Locate the lines of the listing below that hold "PANCADAS", then copy each of them.

══════════

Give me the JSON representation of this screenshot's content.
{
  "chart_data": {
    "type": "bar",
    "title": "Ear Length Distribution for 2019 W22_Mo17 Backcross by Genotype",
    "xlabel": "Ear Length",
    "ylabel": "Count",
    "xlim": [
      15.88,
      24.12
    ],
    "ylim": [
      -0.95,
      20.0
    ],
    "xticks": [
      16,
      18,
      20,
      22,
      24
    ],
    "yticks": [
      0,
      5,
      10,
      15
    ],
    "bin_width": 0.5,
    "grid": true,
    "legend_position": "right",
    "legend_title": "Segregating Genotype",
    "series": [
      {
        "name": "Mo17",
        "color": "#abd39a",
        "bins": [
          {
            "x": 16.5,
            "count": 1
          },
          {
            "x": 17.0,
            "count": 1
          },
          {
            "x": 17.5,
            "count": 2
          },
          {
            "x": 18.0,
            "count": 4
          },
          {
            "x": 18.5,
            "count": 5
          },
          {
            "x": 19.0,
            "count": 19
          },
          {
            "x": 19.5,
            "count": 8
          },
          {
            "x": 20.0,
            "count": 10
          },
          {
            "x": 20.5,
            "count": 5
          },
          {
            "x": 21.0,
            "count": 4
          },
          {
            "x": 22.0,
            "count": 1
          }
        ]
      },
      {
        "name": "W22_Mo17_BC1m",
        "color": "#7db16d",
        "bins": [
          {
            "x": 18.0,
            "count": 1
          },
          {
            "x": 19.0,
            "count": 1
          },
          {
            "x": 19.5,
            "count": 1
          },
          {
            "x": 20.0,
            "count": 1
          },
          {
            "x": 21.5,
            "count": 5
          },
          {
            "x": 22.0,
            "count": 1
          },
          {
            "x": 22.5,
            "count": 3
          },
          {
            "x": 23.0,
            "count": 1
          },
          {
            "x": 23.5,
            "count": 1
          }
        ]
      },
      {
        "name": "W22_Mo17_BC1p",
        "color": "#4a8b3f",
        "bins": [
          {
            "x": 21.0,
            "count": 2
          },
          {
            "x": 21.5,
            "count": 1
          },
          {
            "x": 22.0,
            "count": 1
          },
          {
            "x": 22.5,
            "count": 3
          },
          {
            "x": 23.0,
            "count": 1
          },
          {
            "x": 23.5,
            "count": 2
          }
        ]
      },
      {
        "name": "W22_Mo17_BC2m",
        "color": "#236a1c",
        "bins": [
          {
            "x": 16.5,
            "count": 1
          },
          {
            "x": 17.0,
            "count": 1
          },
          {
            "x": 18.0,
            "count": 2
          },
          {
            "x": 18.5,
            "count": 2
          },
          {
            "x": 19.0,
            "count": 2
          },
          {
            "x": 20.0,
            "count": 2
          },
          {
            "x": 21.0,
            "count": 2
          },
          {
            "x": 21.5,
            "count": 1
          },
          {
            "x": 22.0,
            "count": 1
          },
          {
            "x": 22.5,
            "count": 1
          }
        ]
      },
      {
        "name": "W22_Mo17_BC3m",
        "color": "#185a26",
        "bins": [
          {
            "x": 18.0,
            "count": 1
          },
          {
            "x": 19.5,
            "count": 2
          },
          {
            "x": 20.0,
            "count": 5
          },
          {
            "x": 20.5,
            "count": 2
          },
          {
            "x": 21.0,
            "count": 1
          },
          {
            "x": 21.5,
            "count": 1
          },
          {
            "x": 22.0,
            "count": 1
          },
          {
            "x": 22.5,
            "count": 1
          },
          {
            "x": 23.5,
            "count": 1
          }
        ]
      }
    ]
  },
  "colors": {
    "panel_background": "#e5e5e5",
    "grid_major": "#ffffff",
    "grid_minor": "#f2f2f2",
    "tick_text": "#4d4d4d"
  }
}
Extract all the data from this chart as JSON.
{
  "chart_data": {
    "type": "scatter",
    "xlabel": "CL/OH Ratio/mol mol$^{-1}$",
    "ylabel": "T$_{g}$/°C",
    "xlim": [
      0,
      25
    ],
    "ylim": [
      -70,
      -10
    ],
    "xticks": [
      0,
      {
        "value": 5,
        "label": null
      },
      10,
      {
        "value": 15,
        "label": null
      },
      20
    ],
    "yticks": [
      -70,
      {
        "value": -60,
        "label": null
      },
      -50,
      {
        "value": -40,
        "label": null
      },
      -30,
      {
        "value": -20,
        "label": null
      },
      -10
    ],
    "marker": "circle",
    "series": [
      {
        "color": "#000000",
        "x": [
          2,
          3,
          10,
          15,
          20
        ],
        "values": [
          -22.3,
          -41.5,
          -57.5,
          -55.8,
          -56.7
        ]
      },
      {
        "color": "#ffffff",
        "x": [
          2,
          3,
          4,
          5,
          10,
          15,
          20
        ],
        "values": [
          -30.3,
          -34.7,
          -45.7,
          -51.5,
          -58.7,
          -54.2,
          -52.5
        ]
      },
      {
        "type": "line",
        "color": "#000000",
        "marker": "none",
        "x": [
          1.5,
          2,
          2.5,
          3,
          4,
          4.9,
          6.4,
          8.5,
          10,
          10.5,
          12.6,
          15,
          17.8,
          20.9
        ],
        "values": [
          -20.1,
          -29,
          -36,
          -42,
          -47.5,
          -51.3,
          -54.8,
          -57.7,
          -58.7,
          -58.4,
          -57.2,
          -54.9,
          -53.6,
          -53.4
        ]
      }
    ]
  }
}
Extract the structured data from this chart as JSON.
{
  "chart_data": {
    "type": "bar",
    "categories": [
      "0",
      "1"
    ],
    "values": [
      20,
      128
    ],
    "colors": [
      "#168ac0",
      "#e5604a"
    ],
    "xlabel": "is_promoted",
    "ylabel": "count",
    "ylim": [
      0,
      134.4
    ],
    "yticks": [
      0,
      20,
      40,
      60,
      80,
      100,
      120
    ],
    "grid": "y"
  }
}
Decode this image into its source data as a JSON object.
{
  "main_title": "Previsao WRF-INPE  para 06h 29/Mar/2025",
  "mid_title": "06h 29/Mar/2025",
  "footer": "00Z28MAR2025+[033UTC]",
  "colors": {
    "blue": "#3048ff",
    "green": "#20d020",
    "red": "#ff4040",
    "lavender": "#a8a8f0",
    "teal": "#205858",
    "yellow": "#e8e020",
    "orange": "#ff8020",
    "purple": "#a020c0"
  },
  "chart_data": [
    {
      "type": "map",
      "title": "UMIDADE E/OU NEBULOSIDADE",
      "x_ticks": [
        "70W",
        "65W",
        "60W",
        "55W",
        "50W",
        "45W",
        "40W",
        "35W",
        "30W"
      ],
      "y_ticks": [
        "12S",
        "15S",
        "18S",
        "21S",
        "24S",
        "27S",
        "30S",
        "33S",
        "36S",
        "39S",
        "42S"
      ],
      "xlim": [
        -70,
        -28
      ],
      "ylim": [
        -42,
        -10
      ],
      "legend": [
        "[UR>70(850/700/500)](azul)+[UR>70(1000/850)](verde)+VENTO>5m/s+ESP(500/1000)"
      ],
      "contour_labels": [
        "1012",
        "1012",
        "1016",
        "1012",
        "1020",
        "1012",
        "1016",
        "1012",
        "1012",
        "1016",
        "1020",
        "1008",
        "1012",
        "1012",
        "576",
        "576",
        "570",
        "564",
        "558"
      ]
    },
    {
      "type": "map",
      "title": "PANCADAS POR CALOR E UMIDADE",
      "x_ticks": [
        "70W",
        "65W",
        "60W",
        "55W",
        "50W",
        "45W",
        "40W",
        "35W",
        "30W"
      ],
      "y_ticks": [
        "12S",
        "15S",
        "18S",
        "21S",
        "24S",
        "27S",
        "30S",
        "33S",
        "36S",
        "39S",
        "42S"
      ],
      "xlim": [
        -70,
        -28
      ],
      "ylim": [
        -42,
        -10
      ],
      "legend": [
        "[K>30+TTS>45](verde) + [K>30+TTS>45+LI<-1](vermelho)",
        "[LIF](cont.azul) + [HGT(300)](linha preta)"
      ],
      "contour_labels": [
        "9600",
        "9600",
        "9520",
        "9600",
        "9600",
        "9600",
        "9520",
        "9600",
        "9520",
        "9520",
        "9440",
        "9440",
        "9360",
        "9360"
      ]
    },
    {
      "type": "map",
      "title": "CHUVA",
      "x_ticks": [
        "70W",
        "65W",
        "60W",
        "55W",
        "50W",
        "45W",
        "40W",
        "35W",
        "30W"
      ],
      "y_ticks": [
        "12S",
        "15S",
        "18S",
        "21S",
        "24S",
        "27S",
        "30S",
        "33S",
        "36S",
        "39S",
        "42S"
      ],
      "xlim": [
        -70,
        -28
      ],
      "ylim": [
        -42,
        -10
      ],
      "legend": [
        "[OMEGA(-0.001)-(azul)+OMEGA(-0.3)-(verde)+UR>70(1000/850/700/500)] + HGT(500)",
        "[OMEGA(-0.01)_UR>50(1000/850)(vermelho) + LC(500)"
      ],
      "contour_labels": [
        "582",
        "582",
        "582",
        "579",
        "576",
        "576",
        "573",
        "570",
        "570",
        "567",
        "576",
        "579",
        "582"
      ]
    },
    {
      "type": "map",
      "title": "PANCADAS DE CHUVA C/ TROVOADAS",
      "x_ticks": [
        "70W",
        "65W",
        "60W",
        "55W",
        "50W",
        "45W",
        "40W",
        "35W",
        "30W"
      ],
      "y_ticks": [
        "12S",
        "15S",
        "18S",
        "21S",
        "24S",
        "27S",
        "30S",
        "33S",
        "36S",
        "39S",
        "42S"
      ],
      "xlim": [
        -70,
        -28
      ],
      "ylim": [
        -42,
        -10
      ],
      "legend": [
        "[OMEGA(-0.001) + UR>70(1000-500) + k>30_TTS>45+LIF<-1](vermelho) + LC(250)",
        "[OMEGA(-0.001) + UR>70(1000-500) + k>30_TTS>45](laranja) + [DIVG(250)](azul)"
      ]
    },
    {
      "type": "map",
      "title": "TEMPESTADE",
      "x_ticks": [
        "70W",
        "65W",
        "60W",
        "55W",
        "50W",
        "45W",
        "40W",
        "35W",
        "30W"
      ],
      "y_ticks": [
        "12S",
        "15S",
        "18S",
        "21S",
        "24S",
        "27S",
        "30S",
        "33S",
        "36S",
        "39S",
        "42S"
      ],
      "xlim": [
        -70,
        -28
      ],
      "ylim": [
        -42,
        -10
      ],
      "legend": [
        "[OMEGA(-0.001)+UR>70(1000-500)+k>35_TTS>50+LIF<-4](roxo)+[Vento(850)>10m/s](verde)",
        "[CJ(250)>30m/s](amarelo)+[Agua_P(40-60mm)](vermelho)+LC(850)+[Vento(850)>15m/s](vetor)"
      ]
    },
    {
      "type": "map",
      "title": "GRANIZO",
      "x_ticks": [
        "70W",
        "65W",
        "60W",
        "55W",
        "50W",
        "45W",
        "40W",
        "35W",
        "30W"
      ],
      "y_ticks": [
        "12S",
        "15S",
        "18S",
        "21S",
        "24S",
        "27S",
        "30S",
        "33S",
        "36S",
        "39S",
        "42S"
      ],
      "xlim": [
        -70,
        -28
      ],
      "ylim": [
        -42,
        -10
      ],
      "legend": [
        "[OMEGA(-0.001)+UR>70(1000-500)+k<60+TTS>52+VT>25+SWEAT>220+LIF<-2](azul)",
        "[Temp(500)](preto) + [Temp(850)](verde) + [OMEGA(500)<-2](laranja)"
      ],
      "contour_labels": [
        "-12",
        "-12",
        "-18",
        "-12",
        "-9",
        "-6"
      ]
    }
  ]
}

══════════

EXERCISE OUTPUT.
      "title": "PANCADAS POR CALOR E UMIDADE",
      "title": "PANCADAS DE CHUVA C/ TROVOADAS",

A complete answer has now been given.